Data records ::

┄┄┄┄┄┄

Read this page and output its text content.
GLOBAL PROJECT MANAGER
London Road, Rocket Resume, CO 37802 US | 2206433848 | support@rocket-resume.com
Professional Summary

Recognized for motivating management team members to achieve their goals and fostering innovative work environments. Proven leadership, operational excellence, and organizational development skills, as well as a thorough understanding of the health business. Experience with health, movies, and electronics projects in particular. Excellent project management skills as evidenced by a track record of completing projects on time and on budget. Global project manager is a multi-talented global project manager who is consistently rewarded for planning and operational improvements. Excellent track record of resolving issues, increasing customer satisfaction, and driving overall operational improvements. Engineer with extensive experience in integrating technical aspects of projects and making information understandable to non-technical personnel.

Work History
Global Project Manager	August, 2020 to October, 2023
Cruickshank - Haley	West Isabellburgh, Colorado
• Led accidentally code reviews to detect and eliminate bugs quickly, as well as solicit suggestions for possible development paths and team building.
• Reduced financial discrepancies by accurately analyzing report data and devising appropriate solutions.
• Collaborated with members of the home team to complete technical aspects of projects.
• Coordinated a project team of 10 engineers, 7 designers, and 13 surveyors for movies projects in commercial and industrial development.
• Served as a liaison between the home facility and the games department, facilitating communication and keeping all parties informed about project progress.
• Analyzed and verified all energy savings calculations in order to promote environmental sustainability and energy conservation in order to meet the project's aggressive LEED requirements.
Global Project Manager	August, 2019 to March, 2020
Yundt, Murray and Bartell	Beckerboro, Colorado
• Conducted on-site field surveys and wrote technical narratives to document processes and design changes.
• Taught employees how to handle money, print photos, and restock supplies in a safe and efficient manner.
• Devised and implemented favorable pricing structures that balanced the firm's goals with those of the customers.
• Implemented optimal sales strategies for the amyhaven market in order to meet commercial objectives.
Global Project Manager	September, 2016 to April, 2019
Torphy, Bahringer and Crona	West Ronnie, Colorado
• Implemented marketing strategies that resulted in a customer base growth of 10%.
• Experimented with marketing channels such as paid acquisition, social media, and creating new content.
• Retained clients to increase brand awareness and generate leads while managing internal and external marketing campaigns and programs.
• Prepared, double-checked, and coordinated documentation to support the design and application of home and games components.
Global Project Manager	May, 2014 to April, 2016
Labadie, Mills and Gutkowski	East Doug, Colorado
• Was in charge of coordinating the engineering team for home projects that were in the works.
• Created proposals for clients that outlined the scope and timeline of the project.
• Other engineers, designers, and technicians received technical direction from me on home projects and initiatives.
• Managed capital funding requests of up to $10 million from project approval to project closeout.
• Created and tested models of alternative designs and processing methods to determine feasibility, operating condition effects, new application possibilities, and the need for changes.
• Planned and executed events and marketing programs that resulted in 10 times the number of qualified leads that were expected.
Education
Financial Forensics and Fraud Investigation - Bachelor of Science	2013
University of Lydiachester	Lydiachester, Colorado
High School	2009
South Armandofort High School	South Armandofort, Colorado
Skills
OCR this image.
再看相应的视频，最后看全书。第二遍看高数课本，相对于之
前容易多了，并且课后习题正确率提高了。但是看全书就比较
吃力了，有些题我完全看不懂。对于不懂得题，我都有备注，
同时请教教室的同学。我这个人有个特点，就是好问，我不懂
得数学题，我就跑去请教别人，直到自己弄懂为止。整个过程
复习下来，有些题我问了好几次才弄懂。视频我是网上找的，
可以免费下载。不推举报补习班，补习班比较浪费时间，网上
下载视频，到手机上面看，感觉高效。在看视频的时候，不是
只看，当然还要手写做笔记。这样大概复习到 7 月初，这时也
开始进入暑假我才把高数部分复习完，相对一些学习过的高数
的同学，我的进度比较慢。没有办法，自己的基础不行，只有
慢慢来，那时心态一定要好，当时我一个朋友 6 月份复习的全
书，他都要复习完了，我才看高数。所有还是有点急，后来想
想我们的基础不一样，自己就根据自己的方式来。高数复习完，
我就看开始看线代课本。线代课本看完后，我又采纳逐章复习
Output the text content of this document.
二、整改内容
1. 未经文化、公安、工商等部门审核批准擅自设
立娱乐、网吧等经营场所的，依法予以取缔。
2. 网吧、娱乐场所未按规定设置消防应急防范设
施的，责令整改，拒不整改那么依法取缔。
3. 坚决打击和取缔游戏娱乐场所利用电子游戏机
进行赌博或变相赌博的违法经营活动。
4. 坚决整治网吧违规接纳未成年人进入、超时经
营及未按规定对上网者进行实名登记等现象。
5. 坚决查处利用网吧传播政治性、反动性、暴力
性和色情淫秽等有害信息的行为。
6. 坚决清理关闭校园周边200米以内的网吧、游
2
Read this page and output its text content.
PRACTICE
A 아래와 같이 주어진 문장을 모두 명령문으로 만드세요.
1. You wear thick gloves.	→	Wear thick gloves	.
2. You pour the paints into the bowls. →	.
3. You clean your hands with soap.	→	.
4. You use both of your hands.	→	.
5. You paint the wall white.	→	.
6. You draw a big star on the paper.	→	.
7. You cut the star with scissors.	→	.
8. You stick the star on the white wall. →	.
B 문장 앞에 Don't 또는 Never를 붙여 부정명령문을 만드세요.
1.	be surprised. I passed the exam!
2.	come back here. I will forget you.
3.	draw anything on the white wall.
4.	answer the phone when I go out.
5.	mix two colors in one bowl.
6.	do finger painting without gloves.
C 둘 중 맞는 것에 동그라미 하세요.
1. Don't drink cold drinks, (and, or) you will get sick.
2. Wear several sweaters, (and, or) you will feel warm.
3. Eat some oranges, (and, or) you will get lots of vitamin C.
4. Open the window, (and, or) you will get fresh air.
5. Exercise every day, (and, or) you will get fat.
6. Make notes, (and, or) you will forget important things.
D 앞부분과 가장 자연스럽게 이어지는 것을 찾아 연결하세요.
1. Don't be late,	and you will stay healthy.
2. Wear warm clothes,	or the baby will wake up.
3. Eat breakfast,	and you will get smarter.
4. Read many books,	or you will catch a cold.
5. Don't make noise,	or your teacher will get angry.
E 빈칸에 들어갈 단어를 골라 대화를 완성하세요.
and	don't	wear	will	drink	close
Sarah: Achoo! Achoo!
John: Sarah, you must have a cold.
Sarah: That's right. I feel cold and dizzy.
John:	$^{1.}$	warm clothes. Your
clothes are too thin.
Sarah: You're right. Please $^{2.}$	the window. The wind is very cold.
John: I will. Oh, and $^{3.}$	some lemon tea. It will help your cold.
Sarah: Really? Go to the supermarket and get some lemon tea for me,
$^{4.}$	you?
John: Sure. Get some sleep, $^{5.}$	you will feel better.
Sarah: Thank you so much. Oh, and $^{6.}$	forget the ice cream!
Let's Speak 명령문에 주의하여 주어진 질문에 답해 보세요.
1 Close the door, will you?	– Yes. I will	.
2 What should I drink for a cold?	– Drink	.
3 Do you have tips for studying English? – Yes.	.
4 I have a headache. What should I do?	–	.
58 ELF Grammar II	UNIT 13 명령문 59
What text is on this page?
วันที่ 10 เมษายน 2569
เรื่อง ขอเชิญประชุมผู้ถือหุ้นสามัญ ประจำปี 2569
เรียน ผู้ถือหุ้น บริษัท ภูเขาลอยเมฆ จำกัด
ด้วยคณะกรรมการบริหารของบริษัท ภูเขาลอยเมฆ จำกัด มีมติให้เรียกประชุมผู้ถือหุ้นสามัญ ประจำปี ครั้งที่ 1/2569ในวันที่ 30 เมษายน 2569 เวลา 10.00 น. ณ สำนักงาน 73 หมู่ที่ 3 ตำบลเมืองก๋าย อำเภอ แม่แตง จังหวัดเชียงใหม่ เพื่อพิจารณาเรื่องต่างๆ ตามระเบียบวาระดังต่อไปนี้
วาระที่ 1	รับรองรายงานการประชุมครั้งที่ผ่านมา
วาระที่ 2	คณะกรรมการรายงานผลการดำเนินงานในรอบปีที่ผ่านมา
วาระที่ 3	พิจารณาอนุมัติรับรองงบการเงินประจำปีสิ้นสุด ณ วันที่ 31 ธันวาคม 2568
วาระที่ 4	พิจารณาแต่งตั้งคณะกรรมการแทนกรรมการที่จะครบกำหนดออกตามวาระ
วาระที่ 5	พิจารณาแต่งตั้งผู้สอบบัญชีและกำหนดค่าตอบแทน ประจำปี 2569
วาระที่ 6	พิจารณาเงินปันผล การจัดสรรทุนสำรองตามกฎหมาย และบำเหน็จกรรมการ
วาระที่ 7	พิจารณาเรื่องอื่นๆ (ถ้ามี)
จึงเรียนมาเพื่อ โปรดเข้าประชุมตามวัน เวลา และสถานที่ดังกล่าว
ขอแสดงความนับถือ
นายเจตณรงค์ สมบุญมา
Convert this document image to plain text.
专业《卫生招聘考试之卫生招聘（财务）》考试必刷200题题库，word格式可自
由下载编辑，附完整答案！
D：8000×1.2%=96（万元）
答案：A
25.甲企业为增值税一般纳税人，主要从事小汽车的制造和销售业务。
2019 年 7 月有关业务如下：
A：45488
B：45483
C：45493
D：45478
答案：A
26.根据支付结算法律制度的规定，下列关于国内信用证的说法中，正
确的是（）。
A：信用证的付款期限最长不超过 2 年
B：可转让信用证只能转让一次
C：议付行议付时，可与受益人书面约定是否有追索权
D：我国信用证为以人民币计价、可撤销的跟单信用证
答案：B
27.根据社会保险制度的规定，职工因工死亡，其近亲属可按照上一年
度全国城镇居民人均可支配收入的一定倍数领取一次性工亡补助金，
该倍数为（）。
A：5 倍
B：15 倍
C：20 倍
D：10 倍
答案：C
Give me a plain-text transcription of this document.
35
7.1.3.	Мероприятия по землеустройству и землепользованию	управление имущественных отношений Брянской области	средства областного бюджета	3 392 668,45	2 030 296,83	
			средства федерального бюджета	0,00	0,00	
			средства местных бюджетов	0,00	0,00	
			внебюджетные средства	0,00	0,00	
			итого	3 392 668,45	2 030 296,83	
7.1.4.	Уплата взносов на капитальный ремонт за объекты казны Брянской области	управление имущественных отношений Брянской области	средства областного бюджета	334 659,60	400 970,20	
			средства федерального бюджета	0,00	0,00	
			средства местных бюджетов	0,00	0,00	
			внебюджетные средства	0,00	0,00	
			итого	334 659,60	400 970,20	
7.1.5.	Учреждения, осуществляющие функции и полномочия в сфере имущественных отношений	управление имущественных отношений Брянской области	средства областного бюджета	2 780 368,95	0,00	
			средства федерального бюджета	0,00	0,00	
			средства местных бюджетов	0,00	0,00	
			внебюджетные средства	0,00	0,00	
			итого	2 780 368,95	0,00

┄┄┄┄┄┄

WHAT IS NEEDED :: Select the lines that carry the string "commercial" and copy them.

ANSWER TO THIS PROBLEM ::
• Coordinated a project team of 10 engineers, 7 designers, and 13 surveyors for movies projects in commercial and industrial development.
• Implemented optimal sales strategies for the amyhaven market in order to meet commercial objectives.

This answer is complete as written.